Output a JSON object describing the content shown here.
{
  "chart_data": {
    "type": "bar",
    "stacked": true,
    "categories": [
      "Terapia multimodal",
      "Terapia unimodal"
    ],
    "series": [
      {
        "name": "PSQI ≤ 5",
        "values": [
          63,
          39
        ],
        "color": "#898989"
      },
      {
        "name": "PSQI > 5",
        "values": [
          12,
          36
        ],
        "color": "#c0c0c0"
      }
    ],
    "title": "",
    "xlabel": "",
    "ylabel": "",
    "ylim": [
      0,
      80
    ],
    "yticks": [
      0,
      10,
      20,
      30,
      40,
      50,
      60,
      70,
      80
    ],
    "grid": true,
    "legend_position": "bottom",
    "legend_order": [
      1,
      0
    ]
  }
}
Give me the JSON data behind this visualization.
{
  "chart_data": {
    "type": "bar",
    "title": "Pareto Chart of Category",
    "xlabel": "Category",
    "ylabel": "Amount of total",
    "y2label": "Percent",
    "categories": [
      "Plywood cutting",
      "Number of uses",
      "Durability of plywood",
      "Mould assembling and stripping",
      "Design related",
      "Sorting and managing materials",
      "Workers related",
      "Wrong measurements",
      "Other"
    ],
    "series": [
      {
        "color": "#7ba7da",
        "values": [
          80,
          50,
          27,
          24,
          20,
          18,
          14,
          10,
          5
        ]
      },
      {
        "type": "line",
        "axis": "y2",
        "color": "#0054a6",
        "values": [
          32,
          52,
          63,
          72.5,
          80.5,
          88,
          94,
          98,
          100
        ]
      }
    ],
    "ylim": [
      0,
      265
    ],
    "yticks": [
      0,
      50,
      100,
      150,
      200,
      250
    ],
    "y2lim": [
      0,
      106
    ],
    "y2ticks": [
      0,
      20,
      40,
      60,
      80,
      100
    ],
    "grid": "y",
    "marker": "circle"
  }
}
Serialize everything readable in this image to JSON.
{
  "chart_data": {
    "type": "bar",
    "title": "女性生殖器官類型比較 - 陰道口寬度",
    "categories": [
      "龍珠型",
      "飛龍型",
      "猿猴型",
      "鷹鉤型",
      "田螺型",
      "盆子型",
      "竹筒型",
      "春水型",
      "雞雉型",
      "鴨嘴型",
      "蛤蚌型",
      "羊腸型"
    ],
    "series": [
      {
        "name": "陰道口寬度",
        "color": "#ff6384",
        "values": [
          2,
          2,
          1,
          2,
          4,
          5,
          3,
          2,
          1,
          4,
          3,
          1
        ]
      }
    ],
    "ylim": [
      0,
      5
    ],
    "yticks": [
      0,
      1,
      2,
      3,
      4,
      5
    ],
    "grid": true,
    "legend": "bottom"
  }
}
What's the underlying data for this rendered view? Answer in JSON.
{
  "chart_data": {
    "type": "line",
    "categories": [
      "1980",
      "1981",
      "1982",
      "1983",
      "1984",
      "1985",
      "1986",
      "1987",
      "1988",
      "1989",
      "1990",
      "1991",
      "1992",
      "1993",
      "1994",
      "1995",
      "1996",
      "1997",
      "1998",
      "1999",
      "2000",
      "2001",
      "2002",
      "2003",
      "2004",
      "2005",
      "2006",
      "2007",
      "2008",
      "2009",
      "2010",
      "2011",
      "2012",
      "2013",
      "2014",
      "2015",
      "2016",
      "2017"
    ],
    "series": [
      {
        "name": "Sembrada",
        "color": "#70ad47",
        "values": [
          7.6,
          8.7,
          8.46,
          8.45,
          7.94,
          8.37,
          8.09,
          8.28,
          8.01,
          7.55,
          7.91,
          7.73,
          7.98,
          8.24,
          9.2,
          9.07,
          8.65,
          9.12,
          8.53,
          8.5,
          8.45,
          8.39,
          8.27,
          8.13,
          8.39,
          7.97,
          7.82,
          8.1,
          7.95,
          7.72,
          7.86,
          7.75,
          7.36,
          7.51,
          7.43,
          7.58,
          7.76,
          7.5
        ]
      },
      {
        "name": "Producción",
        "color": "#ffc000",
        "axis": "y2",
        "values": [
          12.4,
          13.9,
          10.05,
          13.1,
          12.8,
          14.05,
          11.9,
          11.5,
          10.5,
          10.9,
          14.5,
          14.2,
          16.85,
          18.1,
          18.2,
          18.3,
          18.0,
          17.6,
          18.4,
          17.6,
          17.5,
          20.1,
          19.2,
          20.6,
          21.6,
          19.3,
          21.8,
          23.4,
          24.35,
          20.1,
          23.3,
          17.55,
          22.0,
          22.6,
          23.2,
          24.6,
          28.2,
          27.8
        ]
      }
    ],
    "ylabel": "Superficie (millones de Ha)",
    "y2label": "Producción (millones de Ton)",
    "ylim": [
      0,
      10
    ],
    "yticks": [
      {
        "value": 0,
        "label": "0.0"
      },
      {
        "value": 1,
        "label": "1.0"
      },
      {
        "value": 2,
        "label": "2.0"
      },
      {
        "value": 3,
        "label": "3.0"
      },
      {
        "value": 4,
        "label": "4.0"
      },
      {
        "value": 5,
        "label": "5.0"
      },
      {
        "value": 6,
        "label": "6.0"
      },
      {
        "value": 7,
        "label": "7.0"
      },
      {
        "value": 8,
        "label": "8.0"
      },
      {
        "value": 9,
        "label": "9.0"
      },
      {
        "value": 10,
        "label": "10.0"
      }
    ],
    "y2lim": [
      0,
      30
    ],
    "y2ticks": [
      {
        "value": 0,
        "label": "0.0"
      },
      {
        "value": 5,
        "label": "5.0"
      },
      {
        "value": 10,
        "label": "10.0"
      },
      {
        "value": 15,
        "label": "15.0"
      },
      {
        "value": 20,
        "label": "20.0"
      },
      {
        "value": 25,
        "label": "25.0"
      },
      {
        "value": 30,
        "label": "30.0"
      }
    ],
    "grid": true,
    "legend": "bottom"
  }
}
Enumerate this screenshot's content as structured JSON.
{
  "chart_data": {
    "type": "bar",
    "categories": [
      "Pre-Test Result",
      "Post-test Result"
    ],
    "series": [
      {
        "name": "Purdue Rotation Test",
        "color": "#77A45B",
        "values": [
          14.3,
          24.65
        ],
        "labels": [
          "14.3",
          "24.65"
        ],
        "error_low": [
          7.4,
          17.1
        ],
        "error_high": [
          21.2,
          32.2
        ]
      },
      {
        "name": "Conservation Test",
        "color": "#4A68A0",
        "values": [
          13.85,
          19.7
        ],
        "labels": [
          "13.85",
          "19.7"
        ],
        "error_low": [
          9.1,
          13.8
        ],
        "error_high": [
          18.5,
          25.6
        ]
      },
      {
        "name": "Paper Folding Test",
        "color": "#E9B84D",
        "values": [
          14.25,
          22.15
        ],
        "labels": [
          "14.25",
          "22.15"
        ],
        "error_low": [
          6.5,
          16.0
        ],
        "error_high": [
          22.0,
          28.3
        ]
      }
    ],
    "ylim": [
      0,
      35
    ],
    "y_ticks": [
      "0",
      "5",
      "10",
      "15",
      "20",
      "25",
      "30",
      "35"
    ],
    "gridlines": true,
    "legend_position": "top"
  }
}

Task statement: Return the entries above exactly, each one complete.

Task output:
Output a JSON object describing the content shown here.
{
  "chart_data": {
    "type": "bar",
    "stacked": true,
    "categories": [
      "Terapia multimodal",
      "Terapia unimodal"
    ],
    "series": [
      {
        "name": "PSQI ≤ 5",
        "values": [
          63,
          39
        ],
        "color": "#898989"
      },
      {
        "name": "PSQI > 5",
        "values": [
          12,
          36
        ],
        "color": "#c0c0c0"
      }
    ],
    "title": "",
    "xlabel": "",
    "ylabel": "",
    "ylim": [
      0,
      80
    ],
    "yticks": [
      0,
      10,
      20,
      30,
      40,
      50,
      60,
      70,
      80
    ],
    "grid": true,
    "legend_position": "bottom",
    "legend_order": [
      1,
      0
    ]
  }
}
Give me the JSON data behind this visualization.
{
  "chart_data": {
    "type": "bar",
    "title": "Pareto Chart of Category",
    "xlabel": "Category",
    "ylabel": "Amount of total",
    "y2label": "Percent",
    "categories": [
      "Plywood cutting",
      "Number of uses",
      "Durability of plywood",
      "Mould assembling and stripping",
      "Design related",
      "Sorting and managing materials",
      "Workers related",
      "Wrong measurements",
      "Other"
    ],
    "series": [
      {
        "color": "#7ba7da",
        "values": [
          80,
          50,
          27,
          24,
          20,
          18,
          14,
          10,
          5
        ]
      },
      {
        "type": "line",
        "axis": "y2",
        "color": "#0054a6",
        "values": [
          32,
          52,
          63,
          72.5,
          80.5,
          88,
          94,
          98,
          100
        ]
      }
    ],
    "ylim": [
      0,
      265
    ],
    "yticks": [
      0,
      50,
      100,
      150,
      200,
      250
    ],
    "y2lim": [
      0,
      106
    ],
    "y2ticks": [
      0,
      20,
      40,
      60,
      80,
      100
    ],
    "grid": "y",
    "marker": "circle"
  }
}
Serialize everything readable in this image to JSON.
{
  "chart_data": {
    "type": "bar",
    "title": "女性生殖器官類型比較 - 陰道口寬度",
    "categories": [
      "龍珠型",
      "飛龍型",
      "猿猴型",
      "鷹鉤型",
      "田螺型",
      "盆子型",
      "竹筒型",
      "春水型",
      "雞雉型",
      "鴨嘴型",
      "蛤蚌型",
      "羊腸型"
    ],
    "series": [
      {
        "name": "陰道口寬度",
        "color": "#ff6384",
        "values": [
          2,
          2,
          1,
          2,
          4,
          5,
          3,
          2,
          1,
          4,
          3,
          1
        ]
      }
    ],
    "ylim": [
      0,
      5
    ],
    "yticks": [
      0,
      1,
      2,
      3,
      4,
      5
    ],
    "grid": true,
    "legend": "bottom"
  }
}
What's the underlying data for this rendered view? Answer in JSON.
{
  "chart_data": {
    "type": "line",
    "categories": [
      "1980",
      "1981",
      "1982",
      "1983",
      "1984",
      "1985",
      "1986",
      "1987",
      "1988",
      "1989",
      "1990",
      "1991",
      "1992",
      "1993",
      "1994",
      "1995",
      "1996",
      "1997",
      "1998",
      "1999",
      "2000",
      "2001",
      "2002",
      "2003",
      "2004",
      "2005",
      "2006",
      "2007",
      "2008",
      "2009",
      "2010",
      "2011",
      "2012",
      "2013",
      "2014",
      "2015",
      "2016",
      "2017"
    ],
    "series": [
      {
        "name": "Sembrada",
        "color": "#70ad47",
        "values": [
          7.6,
          8.7,
          8.46,
          8.45,
          7.94,
          8.37,
          8.09,
          8.28,
          8.01,
          7.55,
          7.91,
          7.73,
          7.98,
          8.24,
          9.2,
          9.07,
          8.65,
          9.12,
          8.53,
          8.5,
          8.45,
          8.39,
          8.27,
          8.13,
          8.39,
          7.97,
          7.82,
          8.1,
          7.95,
          7.72,
          7.86,
          7.75,
          7.36,
          7.51,
          7.43,
          7.58,
          7.76,
          7.5
        ]
      },
      {
        "name": "Producción",
        "color": "#ffc000",
        "axis": "y2",
        "values": [
          12.4,
          13.9,
          10.05,
          13.1,
          12.8,
          14.05,
          11.9,
          11.5,
          10.5,
          10.9,
          14.5,
          14.2,
          16.85,
          18.1,
          18.2,
          18.3,
          18.0,
          17.6,
          18.4,
          17.6,
          17.5,
          20.1,
          19.2,
          20.6,
          21.6,
          19.3,
          21.8,
          23.4,
          24.35,
          20.1,
          23.3,
          17.55,
          22.0,
          22.6,
          23.2,
          24.6,
          28.2,
          27.8
        ]
      }
    ],
    "ylabel": "Superficie (millones de Ha)",
    "y2label": "Producción (millones de Ton)",
    "ylim": [
      0,
      10
    ],
    "yticks": [
      {
        "value": 0,
        "label": "0.0"
      },
      {
        "value": 1,
        "label": "1.0"
      },
      {
        "value": 2,
        "label": "2.0"
      },
      {
        "value": 3,
        "label": "3.0"
      },
      {
        "value": 4,
        "label": "4.0"
      },
      {
        "value": 5,
        "label": "5.0"
      },
      {
        "value": 6,
        "label": "6.0"
      },
      {
        "value": 7,
        "label": "7.0"
      },
      {
        "value": 8,
        "label": "8.0"
      },
      {
        "value": 9,
        "label": "9.0"
      },
      {
        "value": 10,
        "label": "10.0"
      }
    ],
    "y2lim": [
      0,
      30
    ],
    "y2ticks": [
      {
        "value": 0,
        "label": "0.0"
      },
      {
        "value": 5,
        "label": "5.0"
      },
      {
        "value": 10,
        "label": "10.0"
      },
      {
        "value": 15,
        "label": "15.0"
      },
      {
        "value": 20,
        "label": "20.0"
      },
      {
        "value": 25,
        "label": "25.0"
      },
      {
        "value": 30,
        "label": "30.0"
      }
    ],
    "grid": true,
    "legend": "bottom"
  }
}
Enumerate this screenshot's content as structured JSON.
{
  "chart_data": {
    "type": "bar",
    "categories": [
      "Pre-Test Result",
      "Post-test Result"
    ],
    "series": [
      {
        "name": "Purdue Rotation Test",
        "color": "#77A45B",
        "values": [
          14.3,
          24.65
        ],
        "labels": [
          "14.3",
          "24.65"
        ],
        "error_low": [
          7.4,
          17.1
        ],
        "error_high": [
          21.2,
          32.2
        ]
      },
      {
        "name": "Conservation Test",
        "color": "#4A68A0",
        "values": [
          13.85,
          19.7
        ],
        "labels": [
          "13.85",
          "19.7"
        ],
        "error_low": [
          9.1,
          13.8
        ],
        "error_high": [
          18.5,
          25.6
        ]
      },
      {
        "name": "Paper Folding Test",
        "color": "#E9B84D",
        "values": [
          14.25,
          22.15
        ],
        "labels": [
          "14.25",
          "22.15"
        ],
        "error_low": [
          6.5,
          16.0
        ],
        "error_high": [
          22.0,
          28.3
        ]
      }
    ],
    "ylim": [
      0,
      35
    ],
    "y_ticks": [
      "0",
      "5",
      "10",
      "15",
      "20",
      "25",
      "30",
      "35"
    ],
    "gridlines": true,
    "legend_position": "top"
  }
}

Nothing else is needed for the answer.